DATA SHOWN
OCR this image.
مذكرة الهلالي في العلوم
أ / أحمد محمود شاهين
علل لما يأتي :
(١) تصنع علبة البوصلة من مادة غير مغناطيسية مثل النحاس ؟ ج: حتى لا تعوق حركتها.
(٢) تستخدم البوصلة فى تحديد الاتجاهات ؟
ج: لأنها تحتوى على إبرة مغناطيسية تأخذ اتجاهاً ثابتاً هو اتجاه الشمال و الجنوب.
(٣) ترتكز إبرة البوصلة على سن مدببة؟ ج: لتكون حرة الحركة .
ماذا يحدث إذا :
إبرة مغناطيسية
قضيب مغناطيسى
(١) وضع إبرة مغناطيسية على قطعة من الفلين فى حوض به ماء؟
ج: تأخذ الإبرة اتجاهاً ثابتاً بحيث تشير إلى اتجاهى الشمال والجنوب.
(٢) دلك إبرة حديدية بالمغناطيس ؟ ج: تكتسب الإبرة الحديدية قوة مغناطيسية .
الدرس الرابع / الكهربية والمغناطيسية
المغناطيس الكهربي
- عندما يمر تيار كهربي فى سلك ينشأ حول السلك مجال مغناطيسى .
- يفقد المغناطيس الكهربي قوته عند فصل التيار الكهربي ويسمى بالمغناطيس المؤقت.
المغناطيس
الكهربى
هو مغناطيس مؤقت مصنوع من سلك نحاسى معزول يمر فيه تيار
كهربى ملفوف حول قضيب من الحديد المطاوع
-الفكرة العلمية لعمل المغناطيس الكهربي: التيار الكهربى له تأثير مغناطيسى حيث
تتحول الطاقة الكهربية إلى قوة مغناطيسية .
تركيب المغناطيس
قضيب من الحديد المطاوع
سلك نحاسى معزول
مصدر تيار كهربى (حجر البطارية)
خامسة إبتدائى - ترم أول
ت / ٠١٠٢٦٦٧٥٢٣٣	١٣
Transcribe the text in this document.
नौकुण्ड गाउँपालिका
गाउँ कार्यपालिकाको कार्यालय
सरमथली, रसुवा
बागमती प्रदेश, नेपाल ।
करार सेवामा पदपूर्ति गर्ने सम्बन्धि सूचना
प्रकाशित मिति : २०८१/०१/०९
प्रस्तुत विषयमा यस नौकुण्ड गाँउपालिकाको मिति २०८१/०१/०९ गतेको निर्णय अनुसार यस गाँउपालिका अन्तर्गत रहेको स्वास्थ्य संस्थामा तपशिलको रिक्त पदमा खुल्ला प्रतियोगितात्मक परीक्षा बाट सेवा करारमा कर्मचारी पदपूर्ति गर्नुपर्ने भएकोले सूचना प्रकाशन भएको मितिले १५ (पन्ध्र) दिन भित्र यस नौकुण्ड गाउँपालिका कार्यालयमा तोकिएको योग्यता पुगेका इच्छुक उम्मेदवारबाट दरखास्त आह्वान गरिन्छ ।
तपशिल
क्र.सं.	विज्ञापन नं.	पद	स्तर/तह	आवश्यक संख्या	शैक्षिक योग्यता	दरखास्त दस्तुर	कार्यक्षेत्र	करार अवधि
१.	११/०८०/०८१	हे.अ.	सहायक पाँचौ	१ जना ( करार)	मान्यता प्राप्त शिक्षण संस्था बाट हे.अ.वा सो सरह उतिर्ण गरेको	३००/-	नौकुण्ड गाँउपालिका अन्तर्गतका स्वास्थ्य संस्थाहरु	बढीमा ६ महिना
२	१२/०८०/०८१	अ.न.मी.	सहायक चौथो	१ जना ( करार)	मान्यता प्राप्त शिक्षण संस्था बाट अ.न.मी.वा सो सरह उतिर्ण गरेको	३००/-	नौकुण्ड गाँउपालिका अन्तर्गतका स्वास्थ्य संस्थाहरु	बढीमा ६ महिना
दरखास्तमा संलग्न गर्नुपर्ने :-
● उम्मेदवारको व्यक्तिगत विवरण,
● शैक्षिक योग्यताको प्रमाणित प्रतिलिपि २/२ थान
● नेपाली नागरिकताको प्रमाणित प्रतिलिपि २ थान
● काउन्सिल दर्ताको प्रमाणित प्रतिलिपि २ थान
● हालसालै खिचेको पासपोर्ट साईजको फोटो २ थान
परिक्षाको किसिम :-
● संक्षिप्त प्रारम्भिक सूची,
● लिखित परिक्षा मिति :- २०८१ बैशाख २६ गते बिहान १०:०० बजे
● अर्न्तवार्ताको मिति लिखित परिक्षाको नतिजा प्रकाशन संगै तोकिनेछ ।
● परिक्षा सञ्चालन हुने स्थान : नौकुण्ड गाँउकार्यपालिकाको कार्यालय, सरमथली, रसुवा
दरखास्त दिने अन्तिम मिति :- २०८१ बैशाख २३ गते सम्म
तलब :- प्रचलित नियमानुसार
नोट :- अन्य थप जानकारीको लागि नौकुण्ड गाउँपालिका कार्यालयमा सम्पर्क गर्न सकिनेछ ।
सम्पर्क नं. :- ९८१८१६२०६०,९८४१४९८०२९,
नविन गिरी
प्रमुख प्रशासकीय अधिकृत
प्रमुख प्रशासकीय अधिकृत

THE TASK
Restate each entry exactly, skipping none.

RESULT OF THE TASK
OCR this image.
مذكرة الهلالي في العلوم
أ / أحمد محمود شاهين
علل لما يأتي :
(١) تصنع علبة البوصلة من مادة غير مغناطيسية مثل النحاس ؟ ج: حتى لا تعوق حركتها.
(٢) تستخدم البوصلة فى تحديد الاتجاهات ؟
ج: لأنها تحتوى على إبرة مغناطيسية تأخذ اتجاهاً ثابتاً هو اتجاه الشمال و الجنوب.
(٣) ترتكز إبرة البوصلة على سن مدببة؟ ج: لتكون حرة الحركة .
ماذا يحدث إذا :
إبرة مغناطيسية
قضيب مغناطيسى
(١) وضع إبرة مغناطيسية على قطعة من الفلين فى حوض به ماء؟
ج: تأخذ الإبرة اتجاهاً ثابتاً بحيث تشير إلى اتجاهى الشمال والجنوب.
(٢) دلك إبرة حديدية بالمغناطيس ؟ ج: تكتسب الإبرة الحديدية قوة مغناطيسية .
الدرس الرابع / الكهربية والمغناطيسية
المغناطيس الكهربي
- عندما يمر تيار كهربي فى سلك ينشأ حول السلك مجال مغناطيسى .
- يفقد المغناطيس الكهربي قوته عند فصل التيار الكهربي ويسمى بالمغناطيس المؤقت.
المغناطيس
الكهربى
هو مغناطيس مؤقت مصنوع من سلك نحاسى معزول يمر فيه تيار
كهربى ملفوف حول قضيب من الحديد المطاوع
-الفكرة العلمية لعمل المغناطيس الكهربي: التيار الكهربى له تأثير مغناطيسى حيث
تتحول الطاقة الكهربية إلى قوة مغناطيسية .
تركيب المغناطيس
قضيب من الحديد المطاوع
سلك نحاسى معزول
مصدر تيار كهربى (حجر البطارية)
خامسة إبتدائى - ترم أول
ت / ٠١٠٢٦٦٧٥٢٣٣	١٣
Transcribe the text in this document.
नौकुण्ड गाउँपालिका
गाउँ कार्यपालिकाको कार्यालय
सरमथली, रसुवा
बागमती प्रदेश, नेपाल ।
करार सेवामा पदपूर्ति गर्ने सम्बन्धि सूचना
प्रकाशित मिति : २०८१/०१/०९
प्रस्तुत विषयमा यस नौकुण्ड गाँउपालिकाको मिति २०८१/०१/०९ गतेको निर्णय अनुसार यस गाँउपालिका अन्तर्गत रहेको स्वास्थ्य संस्थामा तपशिलको रिक्त पदमा खुल्ला प्रतियोगितात्मक परीक्षा बाट सेवा करारमा कर्मचारी पदपूर्ति गर्नुपर्ने भएकोले सूचना प्रकाशन भएको मितिले १५ (पन्ध्र) दिन भित्र यस नौकुण्ड गाउँपालिका कार्यालयमा तोकिएको योग्यता पुगेका इच्छुक उम्मेदवारबाट दरखास्त आह्वान गरिन्छ ।
तपशिल
क्र.सं.	विज्ञापन नं.	पद	स्तर/तह	आवश्यक संख्या	शैक्षिक योग्यता	दरखास्त दस्तुर	कार्यक्षेत्र	करार अवधि
१.	११/०८०/०८१	हे.अ.	सहायक पाँचौ	१ जना ( करार)	मान्यता प्राप्त शिक्षण संस्था बाट हे.अ.वा सो सरह उतिर्ण गरेको	३००/-	नौकुण्ड गाँउपालिका अन्तर्गतका स्वास्थ्य संस्थाहरु	बढीमा ६ महिना
२	१२/०८०/०८१	अ.न.मी.	सहायक चौथो	१ जना ( करार)	मान्यता प्राप्त शिक्षण संस्था बाट अ.न.मी.वा सो सरह उतिर्ण गरेको	३००/-	नौकुण्ड गाँउपालिका अन्तर्गतका स्वास्थ्य संस्थाहरु	बढीमा ६ महिना
दरखास्तमा संलग्न गर्नुपर्ने :-
● उम्मेदवारको व्यक्तिगत विवरण,
● शैक्षिक योग्यताको प्रमाणित प्रतिलिपि २/२ थान
● नेपाली नागरिकताको प्रमाणित प्रतिलिपि २ थान
● काउन्सिल दर्ताको प्रमाणित प्रतिलिपि २ थान
● हालसालै खिचेको पासपोर्ट साईजको फोटो २ थान
परिक्षाको किसिम :-
● संक्षिप्त प्रारम्भिक सूची,
● लिखित परिक्षा मिति :- २०८१ बैशाख २६ गते बिहान १०:०० बजे
● अर्न्तवार्ताको मिति लिखित परिक्षाको नतिजा प्रकाशन संगै तोकिनेछ ।
● परिक्षा सञ्चालन हुने स्थान : नौकुण्ड गाँउकार्यपालिकाको कार्यालय, सरमथली, रसुवा
दरखास्त दिने अन्तिम मिति :- २०८१ बैशाख २३ गते सम्म
तलब :- प्रचलित नियमानुसार
नोट :- अन्य थप जानकारीको लागि नौकुण्ड गाउँपालिका कार्यालयमा सम्पर्क गर्न सकिनेछ ।
सम्पर्क नं. :- ९८१८१६२०६०,९८४१४९८०२९,
नविन गिरी
प्रमुख प्रशासकीय अधिकृत
प्रमुख प्रशासकीय अधिकृत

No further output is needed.